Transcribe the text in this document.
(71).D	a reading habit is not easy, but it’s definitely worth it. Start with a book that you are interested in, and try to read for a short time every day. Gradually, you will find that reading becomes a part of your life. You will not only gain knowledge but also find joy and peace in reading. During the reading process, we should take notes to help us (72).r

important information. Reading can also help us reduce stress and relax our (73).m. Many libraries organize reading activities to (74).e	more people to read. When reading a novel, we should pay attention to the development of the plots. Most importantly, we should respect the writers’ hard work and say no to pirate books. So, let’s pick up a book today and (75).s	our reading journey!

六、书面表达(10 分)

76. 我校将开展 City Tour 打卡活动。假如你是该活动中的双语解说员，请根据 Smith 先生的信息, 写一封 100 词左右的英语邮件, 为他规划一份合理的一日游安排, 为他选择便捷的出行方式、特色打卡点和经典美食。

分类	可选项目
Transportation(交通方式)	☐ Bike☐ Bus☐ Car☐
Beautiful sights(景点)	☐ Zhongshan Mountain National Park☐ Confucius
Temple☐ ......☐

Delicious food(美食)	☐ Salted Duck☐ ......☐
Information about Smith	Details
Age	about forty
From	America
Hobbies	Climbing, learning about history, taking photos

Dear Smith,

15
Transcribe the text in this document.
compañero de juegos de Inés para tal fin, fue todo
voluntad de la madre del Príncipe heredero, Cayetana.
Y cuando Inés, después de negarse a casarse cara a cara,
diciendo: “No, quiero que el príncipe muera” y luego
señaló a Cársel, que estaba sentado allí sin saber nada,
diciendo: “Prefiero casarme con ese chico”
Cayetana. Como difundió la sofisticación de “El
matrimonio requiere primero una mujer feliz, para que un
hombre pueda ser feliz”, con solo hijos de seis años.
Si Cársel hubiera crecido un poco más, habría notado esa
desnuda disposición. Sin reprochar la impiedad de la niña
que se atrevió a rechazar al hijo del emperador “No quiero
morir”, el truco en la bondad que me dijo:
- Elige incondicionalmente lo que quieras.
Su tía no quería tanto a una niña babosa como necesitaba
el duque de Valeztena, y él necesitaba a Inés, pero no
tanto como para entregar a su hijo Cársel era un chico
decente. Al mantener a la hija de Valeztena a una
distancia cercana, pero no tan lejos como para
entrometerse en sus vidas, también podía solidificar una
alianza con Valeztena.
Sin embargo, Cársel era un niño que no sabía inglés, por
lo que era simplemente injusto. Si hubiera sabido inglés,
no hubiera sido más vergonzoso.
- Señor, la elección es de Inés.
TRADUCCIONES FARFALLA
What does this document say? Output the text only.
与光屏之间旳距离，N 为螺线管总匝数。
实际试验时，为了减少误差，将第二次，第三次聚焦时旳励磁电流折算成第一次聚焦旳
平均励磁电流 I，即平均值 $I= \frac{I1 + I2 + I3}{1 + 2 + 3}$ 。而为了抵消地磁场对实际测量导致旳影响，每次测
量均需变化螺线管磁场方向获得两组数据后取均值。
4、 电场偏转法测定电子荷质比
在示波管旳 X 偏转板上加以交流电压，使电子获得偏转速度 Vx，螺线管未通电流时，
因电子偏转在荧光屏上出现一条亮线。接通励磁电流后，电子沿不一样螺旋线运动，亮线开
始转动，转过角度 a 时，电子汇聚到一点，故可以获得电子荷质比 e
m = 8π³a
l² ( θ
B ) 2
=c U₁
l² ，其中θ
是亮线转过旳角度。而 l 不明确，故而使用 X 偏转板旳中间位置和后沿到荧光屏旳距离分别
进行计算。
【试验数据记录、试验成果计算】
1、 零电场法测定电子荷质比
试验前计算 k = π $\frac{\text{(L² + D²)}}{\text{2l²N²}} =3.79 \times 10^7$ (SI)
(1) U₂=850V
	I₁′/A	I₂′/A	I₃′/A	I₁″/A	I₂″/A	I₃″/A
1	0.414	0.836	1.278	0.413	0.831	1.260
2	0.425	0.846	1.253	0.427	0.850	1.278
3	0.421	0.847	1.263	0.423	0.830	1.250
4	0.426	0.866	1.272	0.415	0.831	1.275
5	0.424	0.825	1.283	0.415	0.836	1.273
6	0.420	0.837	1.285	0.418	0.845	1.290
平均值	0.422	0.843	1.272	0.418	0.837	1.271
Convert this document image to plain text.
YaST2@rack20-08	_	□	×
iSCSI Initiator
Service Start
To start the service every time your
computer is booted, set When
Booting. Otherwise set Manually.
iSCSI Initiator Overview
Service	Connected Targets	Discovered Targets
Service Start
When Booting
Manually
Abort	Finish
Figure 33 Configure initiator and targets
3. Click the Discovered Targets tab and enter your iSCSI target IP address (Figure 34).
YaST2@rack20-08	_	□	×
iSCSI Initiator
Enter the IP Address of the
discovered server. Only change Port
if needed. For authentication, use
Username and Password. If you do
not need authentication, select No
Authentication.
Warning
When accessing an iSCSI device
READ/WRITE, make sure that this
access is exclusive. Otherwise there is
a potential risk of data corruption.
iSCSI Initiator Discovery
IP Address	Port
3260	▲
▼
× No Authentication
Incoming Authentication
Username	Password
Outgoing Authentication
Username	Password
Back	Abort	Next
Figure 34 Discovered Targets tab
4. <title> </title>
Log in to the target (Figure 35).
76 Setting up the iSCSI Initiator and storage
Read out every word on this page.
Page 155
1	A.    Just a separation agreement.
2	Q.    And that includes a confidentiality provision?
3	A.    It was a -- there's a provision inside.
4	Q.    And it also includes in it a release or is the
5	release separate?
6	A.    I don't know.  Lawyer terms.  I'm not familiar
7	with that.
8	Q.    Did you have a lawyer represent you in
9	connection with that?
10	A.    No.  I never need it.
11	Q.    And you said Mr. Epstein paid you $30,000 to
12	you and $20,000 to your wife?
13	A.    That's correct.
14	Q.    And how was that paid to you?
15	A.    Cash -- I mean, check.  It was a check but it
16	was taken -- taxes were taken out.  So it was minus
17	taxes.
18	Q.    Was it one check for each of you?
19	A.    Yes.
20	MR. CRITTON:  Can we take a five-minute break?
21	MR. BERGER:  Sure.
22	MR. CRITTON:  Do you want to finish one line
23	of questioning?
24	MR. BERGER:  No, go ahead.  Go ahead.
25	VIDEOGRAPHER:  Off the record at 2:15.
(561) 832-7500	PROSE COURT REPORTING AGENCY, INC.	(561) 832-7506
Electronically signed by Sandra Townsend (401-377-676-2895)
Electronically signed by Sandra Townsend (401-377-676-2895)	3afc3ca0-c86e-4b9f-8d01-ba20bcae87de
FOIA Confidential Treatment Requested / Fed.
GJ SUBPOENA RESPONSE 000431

> [TO DO]: Copy each line of the data that contains the word "BERGER".

> [RESULT FOR THIS EXERCISE]:
21	MR. BERGER:  Sure.
24	MR. BERGER:  No, go ahead.  Go ahead.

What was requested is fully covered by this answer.